=== STATED EXERCISE ===
Copy all lines of the listing that include the string "this".

— Start INPUT RECORDS —

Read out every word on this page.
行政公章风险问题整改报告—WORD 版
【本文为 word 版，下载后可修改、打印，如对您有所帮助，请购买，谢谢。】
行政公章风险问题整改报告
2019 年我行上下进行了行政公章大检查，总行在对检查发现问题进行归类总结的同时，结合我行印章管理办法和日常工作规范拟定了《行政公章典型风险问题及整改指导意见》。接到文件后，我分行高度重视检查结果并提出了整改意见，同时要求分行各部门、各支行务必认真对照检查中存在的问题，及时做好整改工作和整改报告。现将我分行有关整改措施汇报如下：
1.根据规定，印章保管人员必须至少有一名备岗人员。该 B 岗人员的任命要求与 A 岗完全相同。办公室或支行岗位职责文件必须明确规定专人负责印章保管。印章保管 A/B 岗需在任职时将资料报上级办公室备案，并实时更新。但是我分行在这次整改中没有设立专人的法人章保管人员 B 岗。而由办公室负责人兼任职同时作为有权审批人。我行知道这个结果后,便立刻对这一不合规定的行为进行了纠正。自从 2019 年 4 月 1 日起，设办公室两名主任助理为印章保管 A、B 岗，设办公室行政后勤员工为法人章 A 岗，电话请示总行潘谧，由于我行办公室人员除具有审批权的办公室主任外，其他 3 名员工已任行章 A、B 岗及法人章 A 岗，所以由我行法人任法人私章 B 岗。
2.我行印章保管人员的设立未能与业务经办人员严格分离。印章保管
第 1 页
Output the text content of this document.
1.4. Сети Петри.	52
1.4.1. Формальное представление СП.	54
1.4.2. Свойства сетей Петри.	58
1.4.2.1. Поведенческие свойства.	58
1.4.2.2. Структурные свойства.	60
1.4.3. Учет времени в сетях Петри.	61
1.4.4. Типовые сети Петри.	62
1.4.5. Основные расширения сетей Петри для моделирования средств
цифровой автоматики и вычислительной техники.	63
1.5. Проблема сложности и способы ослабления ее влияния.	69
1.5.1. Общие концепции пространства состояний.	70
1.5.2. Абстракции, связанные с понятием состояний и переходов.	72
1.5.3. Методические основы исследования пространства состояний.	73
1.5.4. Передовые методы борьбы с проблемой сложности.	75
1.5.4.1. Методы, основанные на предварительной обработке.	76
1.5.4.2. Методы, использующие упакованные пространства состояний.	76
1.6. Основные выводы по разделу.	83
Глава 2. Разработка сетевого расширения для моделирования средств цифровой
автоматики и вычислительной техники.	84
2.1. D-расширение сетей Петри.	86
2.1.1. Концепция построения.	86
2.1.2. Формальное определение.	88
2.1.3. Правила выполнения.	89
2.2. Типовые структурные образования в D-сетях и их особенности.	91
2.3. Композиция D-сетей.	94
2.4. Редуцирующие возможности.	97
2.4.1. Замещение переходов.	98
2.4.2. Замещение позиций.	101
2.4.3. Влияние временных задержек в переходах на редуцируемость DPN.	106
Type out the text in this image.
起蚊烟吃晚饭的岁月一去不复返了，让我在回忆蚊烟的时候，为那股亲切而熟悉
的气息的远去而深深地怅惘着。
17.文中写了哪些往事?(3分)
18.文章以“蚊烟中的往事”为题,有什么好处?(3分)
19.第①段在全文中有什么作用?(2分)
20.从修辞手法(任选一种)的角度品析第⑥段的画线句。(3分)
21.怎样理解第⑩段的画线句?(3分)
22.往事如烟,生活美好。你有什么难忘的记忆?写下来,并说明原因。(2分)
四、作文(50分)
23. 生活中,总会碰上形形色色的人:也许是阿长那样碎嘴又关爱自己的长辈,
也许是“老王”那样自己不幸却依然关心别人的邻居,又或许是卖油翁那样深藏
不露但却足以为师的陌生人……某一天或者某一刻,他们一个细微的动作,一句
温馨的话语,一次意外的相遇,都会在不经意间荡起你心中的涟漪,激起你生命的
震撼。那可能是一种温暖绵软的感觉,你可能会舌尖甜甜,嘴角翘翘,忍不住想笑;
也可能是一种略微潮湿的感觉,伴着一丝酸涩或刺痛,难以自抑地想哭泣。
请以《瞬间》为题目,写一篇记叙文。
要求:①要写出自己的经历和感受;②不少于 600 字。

— End INPUT RECORDS —

=== EXPECTED ANSWER ===
Read out every word on this page.
Output the text content of this document.
Type out the text in this image.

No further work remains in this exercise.